## GIVEN INSTRUCTION
Using the listing below, please gather every line containing the word "بفارسی".
━━━━━━━━
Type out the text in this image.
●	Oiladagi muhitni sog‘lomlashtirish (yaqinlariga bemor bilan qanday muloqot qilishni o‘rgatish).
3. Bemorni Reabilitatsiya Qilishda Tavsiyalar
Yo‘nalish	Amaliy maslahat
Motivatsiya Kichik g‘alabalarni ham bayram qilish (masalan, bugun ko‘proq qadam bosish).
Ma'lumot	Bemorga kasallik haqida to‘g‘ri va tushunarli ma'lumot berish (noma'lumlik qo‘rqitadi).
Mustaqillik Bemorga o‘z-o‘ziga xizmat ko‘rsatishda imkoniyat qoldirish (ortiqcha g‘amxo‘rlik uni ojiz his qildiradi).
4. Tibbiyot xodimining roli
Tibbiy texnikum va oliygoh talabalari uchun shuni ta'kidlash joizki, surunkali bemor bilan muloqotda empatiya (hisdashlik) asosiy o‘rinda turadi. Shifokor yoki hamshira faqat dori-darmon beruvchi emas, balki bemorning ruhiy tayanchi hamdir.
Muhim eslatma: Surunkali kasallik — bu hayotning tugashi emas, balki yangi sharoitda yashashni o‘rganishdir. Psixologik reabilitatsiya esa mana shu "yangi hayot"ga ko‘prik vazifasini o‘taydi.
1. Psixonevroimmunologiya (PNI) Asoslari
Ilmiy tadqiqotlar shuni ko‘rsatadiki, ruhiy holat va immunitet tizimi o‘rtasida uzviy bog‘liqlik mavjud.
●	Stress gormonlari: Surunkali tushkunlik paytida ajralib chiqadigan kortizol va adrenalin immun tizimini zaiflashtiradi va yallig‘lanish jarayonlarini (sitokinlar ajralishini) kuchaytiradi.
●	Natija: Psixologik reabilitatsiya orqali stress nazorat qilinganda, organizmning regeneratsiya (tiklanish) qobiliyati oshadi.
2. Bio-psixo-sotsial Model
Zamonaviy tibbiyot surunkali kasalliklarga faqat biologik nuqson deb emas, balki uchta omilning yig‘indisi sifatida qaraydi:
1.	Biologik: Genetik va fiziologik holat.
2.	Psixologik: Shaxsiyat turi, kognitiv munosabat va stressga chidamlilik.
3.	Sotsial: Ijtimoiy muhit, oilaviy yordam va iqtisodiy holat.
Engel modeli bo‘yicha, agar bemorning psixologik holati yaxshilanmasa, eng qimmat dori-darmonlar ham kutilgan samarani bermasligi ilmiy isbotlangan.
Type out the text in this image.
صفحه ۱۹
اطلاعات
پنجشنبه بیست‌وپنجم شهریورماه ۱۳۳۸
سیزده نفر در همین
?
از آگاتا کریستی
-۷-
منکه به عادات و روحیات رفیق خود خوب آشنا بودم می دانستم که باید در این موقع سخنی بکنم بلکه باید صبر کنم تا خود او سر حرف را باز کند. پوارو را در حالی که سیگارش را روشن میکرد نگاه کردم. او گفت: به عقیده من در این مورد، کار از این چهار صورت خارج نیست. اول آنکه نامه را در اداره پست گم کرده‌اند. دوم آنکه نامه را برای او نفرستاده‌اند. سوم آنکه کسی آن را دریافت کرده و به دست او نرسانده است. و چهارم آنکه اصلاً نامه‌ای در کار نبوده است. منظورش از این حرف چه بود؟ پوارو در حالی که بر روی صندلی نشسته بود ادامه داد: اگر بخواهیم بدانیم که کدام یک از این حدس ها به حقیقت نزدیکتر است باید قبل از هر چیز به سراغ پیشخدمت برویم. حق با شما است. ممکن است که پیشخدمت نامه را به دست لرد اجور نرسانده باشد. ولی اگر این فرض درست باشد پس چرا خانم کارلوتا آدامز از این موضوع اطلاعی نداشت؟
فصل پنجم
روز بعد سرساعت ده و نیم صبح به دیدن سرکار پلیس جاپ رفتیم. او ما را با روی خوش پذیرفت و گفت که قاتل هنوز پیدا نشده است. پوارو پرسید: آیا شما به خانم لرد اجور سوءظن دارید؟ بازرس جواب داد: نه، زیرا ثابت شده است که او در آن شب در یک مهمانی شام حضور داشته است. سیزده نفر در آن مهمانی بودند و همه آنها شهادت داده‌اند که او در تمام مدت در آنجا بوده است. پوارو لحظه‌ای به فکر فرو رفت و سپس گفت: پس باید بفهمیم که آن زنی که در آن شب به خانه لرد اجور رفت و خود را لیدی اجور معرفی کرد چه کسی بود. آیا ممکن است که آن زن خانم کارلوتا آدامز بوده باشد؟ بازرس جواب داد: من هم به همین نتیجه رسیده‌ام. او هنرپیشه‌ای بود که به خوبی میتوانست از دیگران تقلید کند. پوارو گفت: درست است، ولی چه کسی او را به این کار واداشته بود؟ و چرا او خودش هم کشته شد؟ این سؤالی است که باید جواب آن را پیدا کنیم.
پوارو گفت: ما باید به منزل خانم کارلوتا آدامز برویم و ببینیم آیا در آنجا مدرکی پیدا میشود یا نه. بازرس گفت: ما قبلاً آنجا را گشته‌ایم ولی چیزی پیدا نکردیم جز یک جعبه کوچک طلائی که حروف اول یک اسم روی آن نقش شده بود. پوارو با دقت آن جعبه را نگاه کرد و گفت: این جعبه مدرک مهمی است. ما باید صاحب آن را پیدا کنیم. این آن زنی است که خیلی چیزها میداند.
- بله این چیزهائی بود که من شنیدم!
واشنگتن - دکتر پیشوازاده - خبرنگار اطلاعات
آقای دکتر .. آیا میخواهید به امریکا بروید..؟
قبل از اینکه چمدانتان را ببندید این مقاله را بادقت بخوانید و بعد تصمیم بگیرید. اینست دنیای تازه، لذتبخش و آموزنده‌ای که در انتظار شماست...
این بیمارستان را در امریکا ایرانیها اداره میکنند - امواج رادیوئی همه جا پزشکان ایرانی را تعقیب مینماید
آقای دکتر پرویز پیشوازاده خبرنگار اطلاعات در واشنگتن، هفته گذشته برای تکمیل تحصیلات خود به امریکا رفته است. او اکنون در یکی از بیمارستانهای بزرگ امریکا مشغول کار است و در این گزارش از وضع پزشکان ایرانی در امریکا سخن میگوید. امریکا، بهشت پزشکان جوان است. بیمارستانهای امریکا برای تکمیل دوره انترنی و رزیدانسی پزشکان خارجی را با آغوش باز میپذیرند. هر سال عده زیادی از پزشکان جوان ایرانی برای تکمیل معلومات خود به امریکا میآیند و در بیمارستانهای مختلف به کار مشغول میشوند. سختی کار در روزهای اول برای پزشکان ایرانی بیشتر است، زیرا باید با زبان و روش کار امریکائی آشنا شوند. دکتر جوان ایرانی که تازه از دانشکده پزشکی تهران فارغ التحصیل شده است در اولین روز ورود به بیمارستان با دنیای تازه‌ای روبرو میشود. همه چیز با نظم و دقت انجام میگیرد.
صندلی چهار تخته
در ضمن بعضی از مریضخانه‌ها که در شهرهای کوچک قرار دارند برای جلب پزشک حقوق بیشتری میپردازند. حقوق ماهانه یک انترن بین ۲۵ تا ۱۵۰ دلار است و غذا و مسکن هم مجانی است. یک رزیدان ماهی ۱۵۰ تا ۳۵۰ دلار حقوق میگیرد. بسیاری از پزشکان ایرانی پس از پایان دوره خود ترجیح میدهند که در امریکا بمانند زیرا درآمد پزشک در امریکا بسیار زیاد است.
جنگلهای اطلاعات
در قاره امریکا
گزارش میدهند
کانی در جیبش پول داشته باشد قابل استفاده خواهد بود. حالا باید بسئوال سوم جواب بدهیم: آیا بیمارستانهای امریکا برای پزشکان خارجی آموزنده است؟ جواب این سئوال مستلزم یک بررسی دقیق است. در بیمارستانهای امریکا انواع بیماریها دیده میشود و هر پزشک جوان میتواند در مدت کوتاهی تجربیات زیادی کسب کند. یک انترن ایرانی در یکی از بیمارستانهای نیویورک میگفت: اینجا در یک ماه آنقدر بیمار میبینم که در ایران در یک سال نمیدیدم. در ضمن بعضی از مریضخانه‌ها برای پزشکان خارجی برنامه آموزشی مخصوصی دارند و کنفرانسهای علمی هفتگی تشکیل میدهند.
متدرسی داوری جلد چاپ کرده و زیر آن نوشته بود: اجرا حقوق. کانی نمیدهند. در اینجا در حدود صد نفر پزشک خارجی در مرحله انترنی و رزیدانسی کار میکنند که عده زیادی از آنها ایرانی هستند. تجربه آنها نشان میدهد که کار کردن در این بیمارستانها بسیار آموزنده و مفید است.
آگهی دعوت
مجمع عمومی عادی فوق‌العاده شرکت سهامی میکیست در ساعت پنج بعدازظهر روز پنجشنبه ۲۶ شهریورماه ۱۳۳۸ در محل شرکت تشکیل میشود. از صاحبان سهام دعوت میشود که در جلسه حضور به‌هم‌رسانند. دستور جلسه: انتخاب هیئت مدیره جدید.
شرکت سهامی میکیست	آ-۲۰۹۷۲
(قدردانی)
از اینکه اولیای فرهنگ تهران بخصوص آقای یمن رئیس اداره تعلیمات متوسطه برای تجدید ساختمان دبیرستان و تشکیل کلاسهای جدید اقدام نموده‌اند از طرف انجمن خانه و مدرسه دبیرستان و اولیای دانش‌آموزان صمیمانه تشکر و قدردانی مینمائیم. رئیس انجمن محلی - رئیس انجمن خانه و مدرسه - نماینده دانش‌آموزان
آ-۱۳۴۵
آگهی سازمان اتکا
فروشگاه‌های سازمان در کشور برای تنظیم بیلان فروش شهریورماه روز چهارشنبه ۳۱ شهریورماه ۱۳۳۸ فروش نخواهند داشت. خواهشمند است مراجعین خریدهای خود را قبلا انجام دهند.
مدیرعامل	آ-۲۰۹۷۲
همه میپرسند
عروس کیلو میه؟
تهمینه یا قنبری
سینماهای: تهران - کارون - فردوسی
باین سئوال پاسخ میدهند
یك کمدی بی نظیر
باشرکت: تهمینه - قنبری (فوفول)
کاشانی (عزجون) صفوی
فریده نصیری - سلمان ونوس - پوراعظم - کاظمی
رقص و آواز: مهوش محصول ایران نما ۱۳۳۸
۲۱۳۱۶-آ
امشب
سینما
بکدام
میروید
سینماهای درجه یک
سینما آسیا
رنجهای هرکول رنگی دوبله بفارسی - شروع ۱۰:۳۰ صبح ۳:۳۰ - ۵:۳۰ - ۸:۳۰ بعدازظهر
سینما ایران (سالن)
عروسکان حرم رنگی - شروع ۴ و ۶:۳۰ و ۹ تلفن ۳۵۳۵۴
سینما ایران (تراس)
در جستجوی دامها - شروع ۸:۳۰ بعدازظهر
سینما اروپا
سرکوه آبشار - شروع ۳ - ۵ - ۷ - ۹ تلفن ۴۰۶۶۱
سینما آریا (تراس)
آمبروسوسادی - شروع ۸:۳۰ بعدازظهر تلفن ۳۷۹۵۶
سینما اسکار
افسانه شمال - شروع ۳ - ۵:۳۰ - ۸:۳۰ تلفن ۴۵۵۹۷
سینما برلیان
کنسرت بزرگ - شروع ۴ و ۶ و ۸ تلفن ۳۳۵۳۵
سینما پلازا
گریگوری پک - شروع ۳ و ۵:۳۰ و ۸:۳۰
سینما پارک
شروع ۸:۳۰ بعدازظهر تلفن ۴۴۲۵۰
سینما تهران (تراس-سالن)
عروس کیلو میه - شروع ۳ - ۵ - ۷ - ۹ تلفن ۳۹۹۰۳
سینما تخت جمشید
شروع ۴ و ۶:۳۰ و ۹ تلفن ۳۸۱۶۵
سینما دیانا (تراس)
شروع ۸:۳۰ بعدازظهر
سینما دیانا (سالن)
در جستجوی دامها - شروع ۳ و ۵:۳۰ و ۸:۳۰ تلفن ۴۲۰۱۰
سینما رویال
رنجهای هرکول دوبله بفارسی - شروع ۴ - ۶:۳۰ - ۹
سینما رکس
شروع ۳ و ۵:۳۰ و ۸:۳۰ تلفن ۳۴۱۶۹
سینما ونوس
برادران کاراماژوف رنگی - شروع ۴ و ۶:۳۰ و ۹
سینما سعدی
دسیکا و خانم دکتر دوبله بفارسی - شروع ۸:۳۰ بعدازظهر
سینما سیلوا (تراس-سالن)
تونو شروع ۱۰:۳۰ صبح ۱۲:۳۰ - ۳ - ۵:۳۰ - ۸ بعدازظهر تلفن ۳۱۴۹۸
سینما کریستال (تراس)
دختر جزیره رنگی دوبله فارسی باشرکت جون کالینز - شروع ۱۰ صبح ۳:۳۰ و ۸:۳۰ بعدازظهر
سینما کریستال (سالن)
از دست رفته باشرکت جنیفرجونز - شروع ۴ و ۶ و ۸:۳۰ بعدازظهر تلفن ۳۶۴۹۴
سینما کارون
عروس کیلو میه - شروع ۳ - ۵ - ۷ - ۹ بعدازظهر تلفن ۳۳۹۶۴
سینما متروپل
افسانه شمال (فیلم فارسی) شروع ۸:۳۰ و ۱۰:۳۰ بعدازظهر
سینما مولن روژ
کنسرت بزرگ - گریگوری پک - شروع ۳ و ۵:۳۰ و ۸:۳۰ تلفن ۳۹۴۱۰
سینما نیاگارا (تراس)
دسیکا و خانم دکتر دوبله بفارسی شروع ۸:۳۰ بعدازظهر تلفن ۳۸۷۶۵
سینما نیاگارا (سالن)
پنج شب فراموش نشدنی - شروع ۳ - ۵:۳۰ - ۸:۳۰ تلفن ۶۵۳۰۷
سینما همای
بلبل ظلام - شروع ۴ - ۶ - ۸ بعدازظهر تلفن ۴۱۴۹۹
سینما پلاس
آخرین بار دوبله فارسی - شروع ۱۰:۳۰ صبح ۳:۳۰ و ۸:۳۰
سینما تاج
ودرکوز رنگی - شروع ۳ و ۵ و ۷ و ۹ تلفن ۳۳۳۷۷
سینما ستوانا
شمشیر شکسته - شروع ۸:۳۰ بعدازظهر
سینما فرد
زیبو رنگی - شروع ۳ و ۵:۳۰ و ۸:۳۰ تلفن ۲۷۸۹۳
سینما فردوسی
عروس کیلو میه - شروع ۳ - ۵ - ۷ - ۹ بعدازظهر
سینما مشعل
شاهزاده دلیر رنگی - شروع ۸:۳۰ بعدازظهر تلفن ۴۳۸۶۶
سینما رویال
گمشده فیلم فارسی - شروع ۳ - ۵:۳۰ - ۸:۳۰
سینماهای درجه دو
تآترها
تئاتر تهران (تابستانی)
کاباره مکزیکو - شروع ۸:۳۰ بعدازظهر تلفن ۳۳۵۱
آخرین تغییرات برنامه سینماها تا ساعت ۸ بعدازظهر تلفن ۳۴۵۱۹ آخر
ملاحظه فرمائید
━━━━━━━━
## EXERCISE RESULT
رنجهای هرکول رنگی دوبله بفارسی - شروع ۱۰:۳۰ صبح ۳:۳۰ - ۵:۳۰ - ۸:۳۰ بعدازظهر
رنجهای هرکول دوبله بفارسی - شروع ۴ - ۶:۳۰ - ۹
دسیکا و خانم دکتر دوبله بفارسی - شروع ۸:۳۰ بعدازظهر
دسیکا و خانم دکتر دوبله بفارسی شروع ۸:۳۰ بعدازظهر تلفن ۳۸۷۶۵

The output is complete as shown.